→ DATASET ENTRIES:
-- begin --
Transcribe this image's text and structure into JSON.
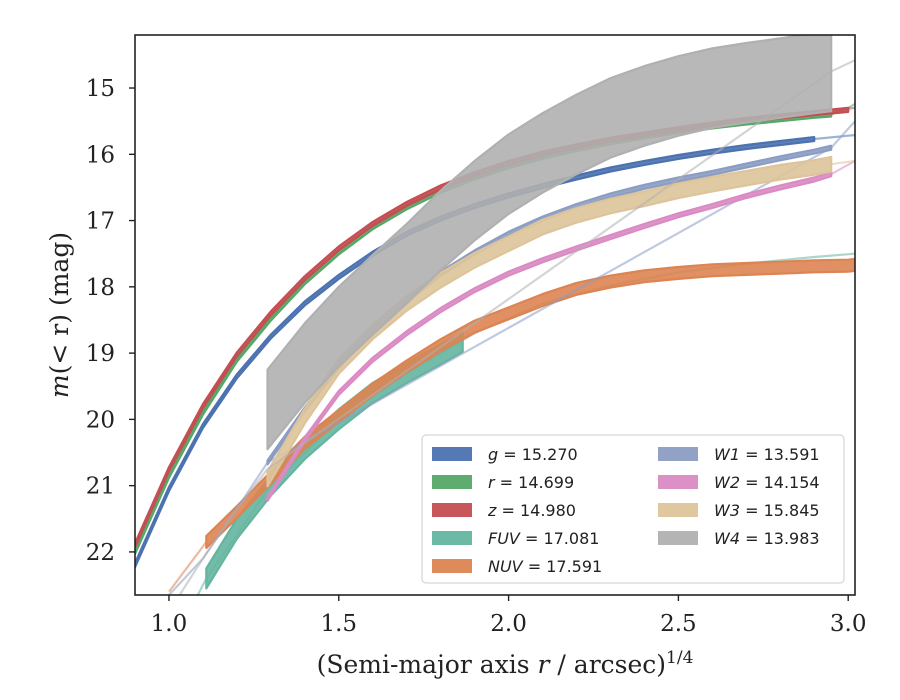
{
  "chart_data": {
    "type": "line",
    "xlabel": "(Semi-major axis r / arcsec)^{1/4}",
    "ylabel": "m(< r) (mag)",
    "xlim": [
      0.9,
      3.02
    ],
    "ylim": [
      22.65,
      14.2
    ],
    "y_inverted": true,
    "xticks": [
      1.0,
      1.5,
      2.0,
      2.5,
      3.0
    ],
    "xtick_labels": [
      "1.0",
      "1.5",
      "2.0",
      "2.5",
      "3.0"
    ],
    "yticks": [
      15,
      16,
      17,
      18,
      19,
      20,
      21,
      22
    ],
    "ytick_labels": [
      "15",
      "16",
      "17",
      "18",
      "19",
      "20",
      "21",
      "22"
    ],
    "grid": false,
    "legend_position": "lower-right",
    "legend_columns": 2,
    "series": [
      {
        "name": "g",
        "label": "g = 15.270",
        "color": "#4c72b0",
        "band": {
          "x": [
            0.9,
            1.0,
            1.1,
            1.2,
            1.3,
            1.4,
            1.5,
            1.6,
            1.7,
            1.8,
            1.9,
            2.0,
            2.1,
            2.2,
            2.3,
            2.4,
            2.5,
            2.6,
            2.7,
            2.8,
            2.9
          ],
          "y": [
            22.2,
            21.05,
            20.1,
            19.35,
            18.75,
            18.25,
            17.85,
            17.5,
            17.2,
            16.97,
            16.78,
            16.62,
            16.48,
            16.35,
            16.23,
            16.13,
            16.04,
            15.96,
            15.89,
            15.83,
            15.77
          ],
          "width": 0.06
        },
        "model": {
          "x": [
            2.9,
            3.0,
            3.02
          ],
          "y": [
            15.77,
            15.72,
            15.71
          ]
        }
      },
      {
        "name": "r",
        "label": "r = 14.699",
        "color": "#55a868",
        "band": {
          "x": [
            0.9,
            1.0,
            1.1,
            1.2,
            1.3,
            1.4,
            1.5,
            1.6,
            1.7,
            1.8,
            1.9,
            2.0,
            2.1,
            2.2,
            2.3,
            2.4,
            2.5,
            2.6,
            2.7,
            2.8,
            2.9,
            2.95
          ],
          "y": [
            22.0,
            20.85,
            19.9,
            19.1,
            18.48,
            17.93,
            17.48,
            17.1,
            16.8,
            16.55,
            16.35,
            16.18,
            16.04,
            15.92,
            15.82,
            15.73,
            15.65,
            15.58,
            15.52,
            15.47,
            15.42,
            15.4
          ],
          "width": 0.06
        },
        "model": {
          "x": [
            2.95,
            3.0,
            3.02
          ],
          "y": [
            15.4,
            15.3,
            15.24
          ]
        }
      },
      {
        "name": "z",
        "label": "z = 14.980",
        "color": "#c44e52",
        "band": {
          "x": [
            0.9,
            1.0,
            1.1,
            1.2,
            1.3,
            1.4,
            1.5,
            1.6,
            1.7,
            1.8,
            1.9,
            2.0,
            2.1,
            2.2,
            2.3,
            2.4,
            2.5,
            2.6,
            2.7,
            2.8,
            2.9,
            3.0
          ],
          "y": [
            21.9,
            20.75,
            19.8,
            19.02,
            18.4,
            17.87,
            17.42,
            17.05,
            16.75,
            16.5,
            16.3,
            16.13,
            15.99,
            15.88,
            15.78,
            15.7,
            15.62,
            15.55,
            15.48,
            15.43,
            15.38,
            15.33
          ],
          "width": 0.06
        },
        "model": {
          "x": [
            2.5,
            3.02
          ],
          "y": [
            15.62,
            15.3
          ]
        }
      },
      {
        "name": "FUV",
        "label": "FUV = 17.081",
        "color": "#64b5a0",
        "band": {
          "x": [
            1.11,
            1.2,
            1.3,
            1.4,
            1.5,
            1.6,
            1.7,
            1.8,
            1.865
          ],
          "y": [
            22.4,
            21.65,
            21.0,
            20.45,
            20.0,
            19.6,
            19.3,
            19.02,
            18.83
          ],
          "width": 0.3
        },
        "model": {
          "x": [
            1.0,
            1.11,
            1.3,
            1.5,
            1.7,
            1.9,
            2.1,
            2.3,
            2.5,
            2.7,
            2.9,
            3.02
          ],
          "y": [
            23.5,
            22.4,
            21.0,
            20.0,
            19.3,
            18.7,
            18.25,
            17.98,
            17.78,
            17.65,
            17.55,
            17.5
          ]
        }
      },
      {
        "name": "NUV",
        "label": "NUV = 17.591",
        "color": "#dd8452",
        "band": {
          "x": [
            1.11,
            1.2,
            1.3,
            1.4,
            1.5,
            1.6,
            1.7,
            1.8,
            1.9,
            2.0,
            2.1,
            2.2,
            2.3,
            2.4,
            2.5,
            2.6,
            2.7,
            2.8,
            2.9,
            3.0,
            3.02
          ],
          "y": [
            21.85,
            21.4,
            20.88,
            20.35,
            19.95,
            19.55,
            19.2,
            18.88,
            18.6,
            18.4,
            18.2,
            18.03,
            17.92,
            17.84,
            17.79,
            17.75,
            17.73,
            17.71,
            17.69,
            17.68,
            17.67
          ],
          "width": 0.18
        },
        "model": {
          "x": [
            1.0,
            1.11
          ],
          "y": [
            22.6,
            21.85
          ]
        }
      },
      {
        "name": "W1",
        "label": "W1 = 13.591",
        "color": "#8c9dc4",
        "band": {
          "x": [
            1.29,
            1.4,
            1.5,
            1.6,
            1.7,
            1.8,
            1.9,
            2.0,
            2.1,
            2.2,
            2.3,
            2.4,
            2.5,
            2.6,
            2.7,
            2.8,
            2.9,
            2.95
          ],
          "y": [
            20.65,
            19.85,
            19.2,
            18.65,
            18.2,
            17.8,
            17.48,
            17.2,
            16.97,
            16.78,
            16.62,
            16.49,
            16.38,
            16.28,
            16.17,
            16.06,
            15.96,
            15.9
          ],
          "width": 0.06
        },
        "model": {
          "x": [
            1.0,
            1.1,
            1.2,
            1.29,
            2.95,
            3.02
          ],
          "y": [
            22.65,
            22.1,
            21.35,
            20.65,
            15.9,
            15.5
          ]
        }
      },
      {
        "name": "W2",
        "label": "W2 = 14.154",
        "color": "#da8bc3",
        "band": {
          "x": [
            1.29,
            1.4,
            1.5,
            1.6,
            1.7,
            1.8,
            1.9,
            2.0,
            2.1,
            2.2,
            2.3,
            2.4,
            2.5,
            2.6,
            2.7,
            2.8,
            2.9,
            2.95
          ],
          "y": [
            21.2,
            20.3,
            19.6,
            19.1,
            18.7,
            18.35,
            18.05,
            17.8,
            17.6,
            17.42,
            17.25,
            17.08,
            16.92,
            16.78,
            16.63,
            16.5,
            16.38,
            16.3
          ],
          "width": 0.06
        },
        "model": {
          "x": [
            2.95,
            3.02
          ],
          "y": [
            16.3,
            16.1
          ]
        }
      },
      {
        "name": "W3",
        "label": "W3 = 15.845",
        "color": "#ddc49a",
        "band": {
          "x": [
            1.29,
            1.4,
            1.5,
            1.6,
            1.7,
            1.8,
            1.9,
            2.0,
            2.1,
            2.2,
            2.3,
            2.4,
            2.5,
            2.6,
            2.7,
            2.8,
            2.9,
            2.95
          ],
          "y": [
            20.9,
            19.95,
            19.2,
            18.68,
            18.25,
            17.9,
            17.6,
            17.35,
            17.1,
            16.92,
            16.78,
            16.67,
            16.55,
            16.45,
            16.36,
            16.27,
            16.2,
            16.15
          ],
          "width": 0.22
        },
        "model": {
          "x": [
            2.95,
            3.02
          ],
          "y": [
            16.15,
            16.1
          ]
        }
      },
      {
        "name": "W4",
        "label": "W4 = 13.983",
        "color": "#b0b0b0",
        "band": {
          "x": [
            1.29,
            1.4,
            1.5,
            1.6,
            1.7,
            1.8,
            1.9,
            2.0,
            2.1,
            2.2,
            2.3,
            2.4,
            2.5,
            2.6,
            2.7,
            2.8,
            2.9,
            2.95
          ],
          "y": [
            19.85,
            19.15,
            18.6,
            18.12,
            17.65,
            17.15,
            16.7,
            16.3,
            15.98,
            15.7,
            15.45,
            15.27,
            15.12,
            15.0,
            14.92,
            14.85,
            14.78,
            14.75
          ],
          "width": 1.2
        },
        "model": {
          "x": [
            1.0,
            1.1,
            1.2,
            1.29,
            2.95,
            3.02
          ],
          "y": [
            22.9,
            22.1,
            21.35,
            20.75,
            14.75,
            14.58
          ]
        }
      }
    ]
  }
}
-- end --
→ WORK TO BE COMPLETED:
Review the material and copy each line in which the word "color" appears.

→ CORRECT RESPONSE:
        "color": "#4c72b0",
        "color": "#55a868",
        "color": "#c44e52",
        "color": "#64b5a0",
        "color": "#dd8452",
        "color": "#8c9dc4",
        "color": "#da8bc3",
        "color": "#ddc49a",
        "color": "#b0b0b0",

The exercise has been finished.